┌─ DATASET ENTRIES

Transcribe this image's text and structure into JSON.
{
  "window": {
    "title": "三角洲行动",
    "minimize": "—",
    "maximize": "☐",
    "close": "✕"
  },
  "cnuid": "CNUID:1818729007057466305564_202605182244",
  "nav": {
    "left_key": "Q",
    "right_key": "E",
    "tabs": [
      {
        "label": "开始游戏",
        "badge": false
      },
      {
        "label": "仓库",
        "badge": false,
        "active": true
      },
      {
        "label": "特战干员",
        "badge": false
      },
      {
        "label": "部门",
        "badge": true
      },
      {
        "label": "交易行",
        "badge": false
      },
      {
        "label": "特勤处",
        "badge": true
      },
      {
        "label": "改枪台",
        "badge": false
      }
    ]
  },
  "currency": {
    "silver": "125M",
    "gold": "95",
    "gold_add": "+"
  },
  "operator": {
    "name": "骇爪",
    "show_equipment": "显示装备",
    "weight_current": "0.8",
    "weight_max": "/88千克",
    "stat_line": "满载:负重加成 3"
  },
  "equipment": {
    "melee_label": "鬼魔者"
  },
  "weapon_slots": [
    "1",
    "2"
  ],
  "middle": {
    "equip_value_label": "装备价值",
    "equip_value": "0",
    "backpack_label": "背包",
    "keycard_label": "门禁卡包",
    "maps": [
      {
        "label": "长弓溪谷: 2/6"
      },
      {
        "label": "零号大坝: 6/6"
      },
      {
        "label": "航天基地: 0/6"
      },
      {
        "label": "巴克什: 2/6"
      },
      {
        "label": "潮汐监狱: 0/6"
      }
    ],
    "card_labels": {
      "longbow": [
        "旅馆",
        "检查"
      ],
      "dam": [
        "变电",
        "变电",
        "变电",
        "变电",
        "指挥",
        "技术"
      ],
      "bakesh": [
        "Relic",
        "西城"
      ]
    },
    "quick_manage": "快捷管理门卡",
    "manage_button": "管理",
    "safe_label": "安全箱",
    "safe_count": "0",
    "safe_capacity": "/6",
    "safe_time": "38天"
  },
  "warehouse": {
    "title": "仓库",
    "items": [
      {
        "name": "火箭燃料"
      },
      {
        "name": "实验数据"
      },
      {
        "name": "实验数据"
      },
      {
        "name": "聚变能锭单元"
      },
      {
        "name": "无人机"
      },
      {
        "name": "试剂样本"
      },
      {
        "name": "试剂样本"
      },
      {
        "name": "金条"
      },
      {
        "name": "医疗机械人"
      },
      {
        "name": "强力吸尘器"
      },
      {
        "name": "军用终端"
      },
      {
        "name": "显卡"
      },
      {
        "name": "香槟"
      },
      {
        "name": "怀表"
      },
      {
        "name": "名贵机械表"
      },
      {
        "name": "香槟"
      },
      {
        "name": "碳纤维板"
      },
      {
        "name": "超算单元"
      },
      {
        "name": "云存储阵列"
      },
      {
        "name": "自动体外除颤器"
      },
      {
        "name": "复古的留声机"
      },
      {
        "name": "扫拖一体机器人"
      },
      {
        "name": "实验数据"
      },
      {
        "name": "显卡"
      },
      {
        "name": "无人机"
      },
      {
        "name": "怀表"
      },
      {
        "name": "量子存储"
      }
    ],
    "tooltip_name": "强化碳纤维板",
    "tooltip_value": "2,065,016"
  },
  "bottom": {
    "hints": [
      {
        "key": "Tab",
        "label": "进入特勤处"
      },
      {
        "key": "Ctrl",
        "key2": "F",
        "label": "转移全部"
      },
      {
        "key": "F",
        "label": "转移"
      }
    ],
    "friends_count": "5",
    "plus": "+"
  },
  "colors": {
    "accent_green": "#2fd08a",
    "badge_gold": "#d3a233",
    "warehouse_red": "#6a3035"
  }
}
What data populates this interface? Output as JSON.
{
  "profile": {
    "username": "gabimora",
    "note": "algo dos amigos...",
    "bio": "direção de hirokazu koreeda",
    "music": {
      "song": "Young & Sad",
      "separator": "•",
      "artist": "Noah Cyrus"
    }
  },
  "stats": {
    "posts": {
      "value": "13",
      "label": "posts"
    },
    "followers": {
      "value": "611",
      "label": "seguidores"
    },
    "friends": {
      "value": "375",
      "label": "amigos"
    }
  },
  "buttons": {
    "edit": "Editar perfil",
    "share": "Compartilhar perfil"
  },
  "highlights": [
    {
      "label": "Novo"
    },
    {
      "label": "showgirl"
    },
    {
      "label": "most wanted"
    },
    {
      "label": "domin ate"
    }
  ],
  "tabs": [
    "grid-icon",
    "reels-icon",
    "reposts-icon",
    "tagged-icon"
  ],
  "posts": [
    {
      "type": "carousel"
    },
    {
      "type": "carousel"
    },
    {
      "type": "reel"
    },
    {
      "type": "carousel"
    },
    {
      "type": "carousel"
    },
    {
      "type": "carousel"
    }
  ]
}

└─

◆ **WRITTEN REQUEST**:
Only lines with the string "perfil" belong in your answer; copy each one.

◆ **EXERCISE RESPONSE**:
    "edit": "Editar perfil",
    "share": "Compartilhar perfil"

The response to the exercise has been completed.